* Text provided:
>>>

We have twins aged almost 3 and he struggles to keep up with them Sad

Lordamighty · 22/08/2018 08:47

The first thing would be to get him to go for a health checkup at the Drs. I think it is perfectly reasonable of you to insist that he does this due to having dcs & what happened to his brother. Personally I wouldn’t let it drop until he had made the appt. It is irresponsible of him to carry on the way he is while he has dependants.
Secondly I would buy him a Fitbit. They are a great way to motivate yourself to regulate your food intake & exercise. Buying the Fitbit obviously is dropping a massive hint that you want him to lose weight but at least it would open the way to a frank discussion about his lifestyle.

BiscuitMachine · 22/08/2018 09:25

It’s hard isn’t it? I know I am a stone overweight. I know what I need to do to lose it, but food issues are hard to crack. My OH is more overweight than me. He needed to lose about 4 stone. I don’t nag him about it, he’s not a fool, but he needed to make the decision himself. I have however had chats with him about health. We are both getting older, need to take care of ourselves more etc. We have primary school age children, what happens if we die? We have conversations about the links between obesity and cancer. My OH’s dad died of cancer in his 50s. I started to exercise more. Running, walking, swimming, the odd bike ride. I think eventually he decided to try to do something. He bought a bike, and is now cycling quite a lot. This has not solved his eating issues. But he has lost a stone, I think partly from the exercise and I think he is eating a bit less junk, as he doesn’t want to waste all the effort he is putting in. It’s a slow process though, but he’s getting there (and so am I). The problem your OH my have though is time. He is working such long days, there is little time to make fitness changes. Is his work stressful? Sorry for the essaySmile

NadiaLeon · 22/08/2018 10:30

That must be hard Ruby.
Are you going to stay with him? It's such a bad impression on your little ones

GladysKnight · 22/08/2018 10:48

Agree, those long hours must make him reluctant to do anything other than 'indulge himself' whe he gets in. Must seriously cut into any family time for him. Can you spread the load more evenly? Long long hours seem to crop up in so many relationships threads; it can't be healthy Sad

Holidayshopping · 22/08/2018 10:51

Can you spread the load more evenly?

How do you mean?

OP posts:
Seriousquestion09 · 22/08/2018 11:41

Nadia I’m not suggesting he will be the next Federer just getting him to actually move and run about will help. It’s also a group activity.

<<<

* Activity A: In the forum thread above, what did BiscuitMachine's OH buy once he decided to do something about his weight?
* Activity B: Continue the forum thread above from its last post.

* Excerpted data:
>>>

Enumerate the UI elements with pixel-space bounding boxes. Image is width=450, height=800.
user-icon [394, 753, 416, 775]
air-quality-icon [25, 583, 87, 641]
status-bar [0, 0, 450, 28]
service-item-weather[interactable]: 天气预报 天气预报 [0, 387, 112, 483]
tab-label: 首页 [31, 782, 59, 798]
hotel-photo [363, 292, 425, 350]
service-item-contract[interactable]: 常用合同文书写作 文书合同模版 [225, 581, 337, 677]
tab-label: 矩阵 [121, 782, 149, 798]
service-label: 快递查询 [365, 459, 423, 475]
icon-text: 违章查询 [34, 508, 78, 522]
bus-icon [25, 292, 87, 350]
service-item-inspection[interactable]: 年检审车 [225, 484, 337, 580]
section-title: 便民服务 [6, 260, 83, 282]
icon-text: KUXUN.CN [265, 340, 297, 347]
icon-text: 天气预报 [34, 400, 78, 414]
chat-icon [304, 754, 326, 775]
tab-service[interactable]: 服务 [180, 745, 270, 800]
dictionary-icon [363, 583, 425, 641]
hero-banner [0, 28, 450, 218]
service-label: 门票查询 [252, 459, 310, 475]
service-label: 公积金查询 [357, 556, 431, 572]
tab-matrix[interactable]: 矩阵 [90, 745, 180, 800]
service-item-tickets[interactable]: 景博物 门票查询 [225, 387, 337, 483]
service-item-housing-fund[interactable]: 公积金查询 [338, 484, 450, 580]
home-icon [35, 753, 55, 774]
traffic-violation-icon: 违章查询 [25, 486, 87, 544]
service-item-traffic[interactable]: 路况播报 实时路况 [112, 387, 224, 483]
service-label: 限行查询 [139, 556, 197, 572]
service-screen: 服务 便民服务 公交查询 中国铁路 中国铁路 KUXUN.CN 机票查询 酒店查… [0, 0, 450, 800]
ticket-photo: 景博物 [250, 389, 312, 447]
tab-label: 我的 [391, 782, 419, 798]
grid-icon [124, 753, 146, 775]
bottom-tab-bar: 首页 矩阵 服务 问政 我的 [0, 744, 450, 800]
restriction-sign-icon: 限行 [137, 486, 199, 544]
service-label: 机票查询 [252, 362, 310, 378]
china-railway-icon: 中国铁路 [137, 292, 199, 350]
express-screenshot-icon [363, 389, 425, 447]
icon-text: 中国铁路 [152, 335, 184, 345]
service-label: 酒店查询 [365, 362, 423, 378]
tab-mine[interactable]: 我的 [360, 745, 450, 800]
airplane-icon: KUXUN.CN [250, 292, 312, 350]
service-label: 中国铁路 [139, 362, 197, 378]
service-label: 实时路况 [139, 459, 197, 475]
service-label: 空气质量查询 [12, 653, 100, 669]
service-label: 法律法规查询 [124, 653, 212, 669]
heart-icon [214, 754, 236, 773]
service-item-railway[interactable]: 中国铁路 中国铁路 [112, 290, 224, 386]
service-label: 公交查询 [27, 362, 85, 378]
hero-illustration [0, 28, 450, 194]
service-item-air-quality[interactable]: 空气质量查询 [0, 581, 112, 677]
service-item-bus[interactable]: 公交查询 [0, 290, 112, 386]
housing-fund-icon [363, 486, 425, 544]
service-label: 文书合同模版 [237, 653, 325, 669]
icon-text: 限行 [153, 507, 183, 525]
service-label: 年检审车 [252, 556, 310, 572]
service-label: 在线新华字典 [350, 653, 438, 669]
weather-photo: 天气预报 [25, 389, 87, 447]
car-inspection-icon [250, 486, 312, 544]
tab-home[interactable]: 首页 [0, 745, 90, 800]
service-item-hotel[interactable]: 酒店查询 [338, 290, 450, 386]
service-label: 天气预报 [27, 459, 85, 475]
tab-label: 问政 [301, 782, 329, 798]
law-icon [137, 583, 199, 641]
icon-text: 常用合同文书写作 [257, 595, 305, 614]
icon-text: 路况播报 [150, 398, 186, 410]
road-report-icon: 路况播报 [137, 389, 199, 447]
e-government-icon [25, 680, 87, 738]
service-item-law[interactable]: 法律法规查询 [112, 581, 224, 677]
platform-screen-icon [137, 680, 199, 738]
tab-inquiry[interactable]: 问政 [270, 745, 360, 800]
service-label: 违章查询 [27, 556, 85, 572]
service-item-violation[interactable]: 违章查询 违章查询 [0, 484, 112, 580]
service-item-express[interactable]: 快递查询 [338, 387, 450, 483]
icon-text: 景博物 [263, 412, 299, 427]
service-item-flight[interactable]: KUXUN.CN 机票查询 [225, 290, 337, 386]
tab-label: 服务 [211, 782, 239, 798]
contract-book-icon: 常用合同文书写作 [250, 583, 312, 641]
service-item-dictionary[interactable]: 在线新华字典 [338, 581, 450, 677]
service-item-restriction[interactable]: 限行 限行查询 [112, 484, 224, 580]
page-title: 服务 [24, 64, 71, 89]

<<<

* Answer area A: A bike.

* Answer area B:
I’m not that great but the combination of running and hitting burns so much and I say that as someone who is addicted to HITT and Yoga.

But ultimately it’s changing the diet and attitude that counts.

GladysKnight · 22/08/2018 13:19

I mran, can he be at home more (doing some of the jobs you usually do), and you go out to earn a bit more to enable this?

RoxanneMonke · 22/08/2018 13:36

This reply has been deleted

Message withdrawn at poster's request.

RubySlippers77 · 22/08/2018 14:19

I hope so Nadia. When he has the energy he's good with the DTs but at the moment he has to spend at least one afternoon/ evening in bed at the weekends, so I never get a break! He just seems to snack constantly but also eats enormous meals, even when I think he might not be that hungry. I looked at the blood sugar diet but don't think he could cope on 800 calories per day Sad

OP, has your DH been checked for (pre)diabetes? Very common nowadays, it did give my DP a kick for a few weeks thinking that he was heading rapidly for type 2. Unfortunately he is so much an 'all or nothing' person that when he fell off the wagon he fell off in spectacular fashion, and hasn't yet got back on!!

CandidaAlbicans · 22/08/2018 14:25

As a couple of PPs have said, obesity is a complex condition and overeating has psychological roots. Trying to tackle the weight issue without tackling the underlying cause is on a hiding to nothing. You say he's "suffered from depression in the past and is very down and angry about the state of the country at the moment" so do you think he'd be receptive to counselling if you suggested it? If he felt happier the comfort eating may well subside naturally.